(Task goal):
Collect each line containing "years".

Dataset entries:
══════

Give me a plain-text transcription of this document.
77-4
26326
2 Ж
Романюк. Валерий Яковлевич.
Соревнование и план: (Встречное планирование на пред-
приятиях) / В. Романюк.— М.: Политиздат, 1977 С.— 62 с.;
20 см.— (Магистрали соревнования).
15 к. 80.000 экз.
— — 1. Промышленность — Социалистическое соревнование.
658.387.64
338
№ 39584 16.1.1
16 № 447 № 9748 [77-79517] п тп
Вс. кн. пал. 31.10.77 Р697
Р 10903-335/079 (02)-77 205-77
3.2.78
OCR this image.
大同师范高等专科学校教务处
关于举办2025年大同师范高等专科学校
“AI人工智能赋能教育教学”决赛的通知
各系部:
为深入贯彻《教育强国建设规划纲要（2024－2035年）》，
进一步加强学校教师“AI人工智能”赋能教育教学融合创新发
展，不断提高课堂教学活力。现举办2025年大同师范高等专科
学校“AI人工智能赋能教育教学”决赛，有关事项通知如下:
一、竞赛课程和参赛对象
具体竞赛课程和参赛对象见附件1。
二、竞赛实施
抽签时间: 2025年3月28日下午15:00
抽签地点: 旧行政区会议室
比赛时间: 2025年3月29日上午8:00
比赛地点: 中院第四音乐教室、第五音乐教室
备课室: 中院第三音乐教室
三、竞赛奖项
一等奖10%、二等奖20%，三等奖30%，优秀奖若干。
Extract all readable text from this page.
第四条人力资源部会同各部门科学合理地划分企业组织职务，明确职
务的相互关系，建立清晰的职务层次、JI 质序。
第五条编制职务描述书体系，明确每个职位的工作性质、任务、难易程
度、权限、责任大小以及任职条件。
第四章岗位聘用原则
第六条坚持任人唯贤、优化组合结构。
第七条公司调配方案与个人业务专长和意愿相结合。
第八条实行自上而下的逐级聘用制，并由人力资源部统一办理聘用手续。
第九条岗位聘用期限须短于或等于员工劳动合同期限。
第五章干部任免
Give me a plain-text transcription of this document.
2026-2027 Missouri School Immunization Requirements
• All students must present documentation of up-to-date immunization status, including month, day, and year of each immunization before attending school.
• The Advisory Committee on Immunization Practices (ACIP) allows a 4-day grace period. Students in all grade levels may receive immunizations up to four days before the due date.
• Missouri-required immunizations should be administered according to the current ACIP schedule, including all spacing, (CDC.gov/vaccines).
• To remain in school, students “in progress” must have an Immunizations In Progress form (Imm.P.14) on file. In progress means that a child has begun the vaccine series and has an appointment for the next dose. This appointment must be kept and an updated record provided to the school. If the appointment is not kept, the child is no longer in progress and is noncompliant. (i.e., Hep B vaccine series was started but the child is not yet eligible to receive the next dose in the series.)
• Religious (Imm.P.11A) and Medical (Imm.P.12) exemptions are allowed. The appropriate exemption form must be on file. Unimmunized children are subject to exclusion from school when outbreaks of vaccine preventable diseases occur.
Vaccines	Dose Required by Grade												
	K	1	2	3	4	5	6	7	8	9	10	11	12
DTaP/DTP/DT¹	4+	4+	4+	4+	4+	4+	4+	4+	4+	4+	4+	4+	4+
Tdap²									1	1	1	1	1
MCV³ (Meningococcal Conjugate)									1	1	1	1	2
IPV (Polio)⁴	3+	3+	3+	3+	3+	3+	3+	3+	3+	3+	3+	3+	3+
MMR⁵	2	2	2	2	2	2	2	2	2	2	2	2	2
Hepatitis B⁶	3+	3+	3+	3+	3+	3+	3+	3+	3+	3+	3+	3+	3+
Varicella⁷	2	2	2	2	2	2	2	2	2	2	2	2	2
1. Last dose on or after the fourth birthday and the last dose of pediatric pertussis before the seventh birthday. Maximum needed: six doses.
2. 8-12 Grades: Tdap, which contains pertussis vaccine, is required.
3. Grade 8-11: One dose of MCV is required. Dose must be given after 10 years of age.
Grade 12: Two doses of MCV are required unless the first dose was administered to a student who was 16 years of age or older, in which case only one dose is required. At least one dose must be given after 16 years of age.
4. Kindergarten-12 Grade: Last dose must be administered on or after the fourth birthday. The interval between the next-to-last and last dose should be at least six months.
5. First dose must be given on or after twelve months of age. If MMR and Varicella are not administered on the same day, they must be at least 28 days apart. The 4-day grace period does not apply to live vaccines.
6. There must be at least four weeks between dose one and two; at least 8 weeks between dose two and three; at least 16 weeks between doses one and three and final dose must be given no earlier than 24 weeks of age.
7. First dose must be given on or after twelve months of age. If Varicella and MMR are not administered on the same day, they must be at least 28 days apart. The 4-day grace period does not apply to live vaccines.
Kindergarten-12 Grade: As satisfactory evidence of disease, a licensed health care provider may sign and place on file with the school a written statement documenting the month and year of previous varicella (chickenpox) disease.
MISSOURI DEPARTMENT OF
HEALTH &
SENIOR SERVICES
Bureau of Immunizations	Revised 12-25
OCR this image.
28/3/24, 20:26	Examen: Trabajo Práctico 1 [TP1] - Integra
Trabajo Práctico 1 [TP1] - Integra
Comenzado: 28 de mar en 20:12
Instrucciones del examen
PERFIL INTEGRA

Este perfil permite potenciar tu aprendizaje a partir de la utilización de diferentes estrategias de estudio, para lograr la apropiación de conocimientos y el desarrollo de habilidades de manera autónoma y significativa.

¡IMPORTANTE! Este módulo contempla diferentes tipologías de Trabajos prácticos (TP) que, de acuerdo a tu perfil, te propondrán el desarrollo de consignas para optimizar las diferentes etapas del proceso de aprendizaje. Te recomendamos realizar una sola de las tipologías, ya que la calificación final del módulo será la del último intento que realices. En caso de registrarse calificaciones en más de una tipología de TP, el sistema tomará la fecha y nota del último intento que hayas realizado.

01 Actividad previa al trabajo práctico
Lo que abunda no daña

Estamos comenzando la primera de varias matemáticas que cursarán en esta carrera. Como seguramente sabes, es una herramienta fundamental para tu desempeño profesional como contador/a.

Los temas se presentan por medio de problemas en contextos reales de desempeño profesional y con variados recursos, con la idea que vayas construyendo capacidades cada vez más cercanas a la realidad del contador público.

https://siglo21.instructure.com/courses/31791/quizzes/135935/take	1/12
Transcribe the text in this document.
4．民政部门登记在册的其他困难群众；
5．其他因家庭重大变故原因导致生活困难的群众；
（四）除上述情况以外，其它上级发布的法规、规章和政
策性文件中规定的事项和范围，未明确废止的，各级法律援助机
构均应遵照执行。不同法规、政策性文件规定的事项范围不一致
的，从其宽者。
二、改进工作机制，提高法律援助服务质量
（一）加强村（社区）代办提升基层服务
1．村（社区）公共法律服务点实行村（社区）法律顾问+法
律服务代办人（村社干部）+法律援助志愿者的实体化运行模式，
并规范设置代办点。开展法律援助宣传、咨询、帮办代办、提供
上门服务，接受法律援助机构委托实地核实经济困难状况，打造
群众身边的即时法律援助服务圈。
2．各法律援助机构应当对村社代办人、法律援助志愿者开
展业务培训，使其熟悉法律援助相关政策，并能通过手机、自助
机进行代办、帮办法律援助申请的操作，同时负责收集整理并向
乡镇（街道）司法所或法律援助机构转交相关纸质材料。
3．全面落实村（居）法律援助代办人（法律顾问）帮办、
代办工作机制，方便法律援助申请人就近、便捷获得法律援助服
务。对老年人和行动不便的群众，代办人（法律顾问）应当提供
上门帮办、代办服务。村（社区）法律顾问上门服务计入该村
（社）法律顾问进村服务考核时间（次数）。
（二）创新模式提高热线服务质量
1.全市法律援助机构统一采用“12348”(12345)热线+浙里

══════

(The output):
3. Grade 8-11: One dose of MCV is required. Dose must be given after 10 years of age.
Grade 12: Two doses of MCV are required unless the first dose was administered to a student who was 16 years of age or older, in which case only one dose is required. At least one dose must be given after 16 years of age.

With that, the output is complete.